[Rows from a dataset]
---
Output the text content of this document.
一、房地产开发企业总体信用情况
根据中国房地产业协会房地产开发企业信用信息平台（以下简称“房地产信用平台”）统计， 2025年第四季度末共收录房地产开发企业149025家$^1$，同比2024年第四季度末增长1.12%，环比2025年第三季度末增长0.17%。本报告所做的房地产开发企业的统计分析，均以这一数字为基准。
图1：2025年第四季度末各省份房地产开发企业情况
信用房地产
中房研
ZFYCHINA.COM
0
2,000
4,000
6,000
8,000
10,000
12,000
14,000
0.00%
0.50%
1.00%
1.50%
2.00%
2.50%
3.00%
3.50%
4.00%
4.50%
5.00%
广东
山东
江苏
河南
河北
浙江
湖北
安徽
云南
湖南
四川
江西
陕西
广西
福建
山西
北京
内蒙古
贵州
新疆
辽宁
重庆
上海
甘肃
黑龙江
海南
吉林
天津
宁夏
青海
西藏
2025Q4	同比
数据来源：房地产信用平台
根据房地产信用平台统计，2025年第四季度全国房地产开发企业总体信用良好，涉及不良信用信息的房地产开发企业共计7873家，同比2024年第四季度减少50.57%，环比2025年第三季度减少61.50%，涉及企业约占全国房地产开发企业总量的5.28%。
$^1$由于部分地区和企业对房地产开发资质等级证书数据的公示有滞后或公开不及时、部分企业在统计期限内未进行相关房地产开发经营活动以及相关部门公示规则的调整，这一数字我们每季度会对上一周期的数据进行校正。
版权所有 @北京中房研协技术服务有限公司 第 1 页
---
* Goal of the exercise *
Quote all of the entries exactly as they appear.

* Correct answer *
Output the text content of this document.
一、房地产开发企业总体信用情况
根据中国房地产业协会房地产开发企业信用信息平台（以下简称“房地产信用平台”）统计， 2025年第四季度末共收录房地产开发企业149025家$^1$，同比2024年第四季度末增长1.12%，环比2025年第三季度末增长0.17%。本报告所做的房地产开发企业的统计分析，均以这一数字为基准。
图1：2025年第四季度末各省份房地产开发企业情况
信用房地产
中房研
ZFYCHINA.COM
0
2,000
4,000
6,000
8,000
10,000
12,000
14,000
0.00%
0.50%
1.00%
1.50%
2.00%
2.50%
3.00%
3.50%
4.00%
4.50%
5.00%
广东
山东
江苏
河南
河北
浙江
湖北
安徽
云南
湖南
四川
江西
陕西
广西
福建
山西
北京
内蒙古
贵州
新疆
辽宁
重庆
上海
甘肃
黑龙江
海南
吉林
天津
宁夏
青海
西藏
2025Q4	同比
数据来源：房地产信用平台
根据房地产信用平台统计，2025年第四季度全国房地产开发企业总体信用良好，涉及不良信用信息的房地产开发企业共计7873家，同比2024年第四季度减少50.57%，环比2025年第三季度减少61.50%，涉及企业约占全国房地产开发企业总量的5.28%。
$^1$由于部分地区和企业对房地产开发资质等级证书数据的公示有滞后或公开不及时、部分企业在统计期限内未进行相关房地产开发经营活动以及相关部门公示规则的调整，这一数字我们每季度会对上一周期的数据进行校正。
版权所有 @北京中房研协技术服务有限公司 第 1 页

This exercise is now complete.